*** Data extract

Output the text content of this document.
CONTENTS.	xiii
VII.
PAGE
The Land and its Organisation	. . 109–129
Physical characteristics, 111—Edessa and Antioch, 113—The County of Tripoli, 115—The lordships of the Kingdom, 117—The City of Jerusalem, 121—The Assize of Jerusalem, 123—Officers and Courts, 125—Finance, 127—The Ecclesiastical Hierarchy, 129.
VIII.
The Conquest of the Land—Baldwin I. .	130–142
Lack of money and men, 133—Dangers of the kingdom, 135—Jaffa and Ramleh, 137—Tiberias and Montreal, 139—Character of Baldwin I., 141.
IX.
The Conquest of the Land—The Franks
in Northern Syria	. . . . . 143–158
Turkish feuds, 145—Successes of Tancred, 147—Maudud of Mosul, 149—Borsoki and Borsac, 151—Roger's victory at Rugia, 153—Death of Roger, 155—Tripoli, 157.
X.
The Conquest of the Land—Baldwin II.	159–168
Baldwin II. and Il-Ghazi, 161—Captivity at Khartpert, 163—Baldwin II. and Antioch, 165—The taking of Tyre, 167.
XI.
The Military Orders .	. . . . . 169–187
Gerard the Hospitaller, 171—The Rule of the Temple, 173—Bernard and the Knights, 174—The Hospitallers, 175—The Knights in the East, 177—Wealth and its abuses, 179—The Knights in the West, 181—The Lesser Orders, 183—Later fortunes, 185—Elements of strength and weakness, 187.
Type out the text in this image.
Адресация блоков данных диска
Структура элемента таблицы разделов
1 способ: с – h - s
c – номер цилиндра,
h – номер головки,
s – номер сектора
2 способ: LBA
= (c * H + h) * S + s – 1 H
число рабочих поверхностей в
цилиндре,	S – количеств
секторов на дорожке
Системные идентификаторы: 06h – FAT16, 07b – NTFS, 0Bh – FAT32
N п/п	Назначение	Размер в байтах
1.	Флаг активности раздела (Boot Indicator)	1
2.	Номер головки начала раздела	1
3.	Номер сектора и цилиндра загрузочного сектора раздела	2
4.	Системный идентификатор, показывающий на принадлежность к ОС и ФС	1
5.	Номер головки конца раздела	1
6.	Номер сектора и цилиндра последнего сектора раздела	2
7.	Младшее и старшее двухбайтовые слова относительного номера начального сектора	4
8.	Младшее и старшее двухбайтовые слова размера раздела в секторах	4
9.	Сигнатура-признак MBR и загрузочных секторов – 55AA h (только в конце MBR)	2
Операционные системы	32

******

*Exercise*: State the number of lines that contain the string "text", with no other words.

*Full answer*: 2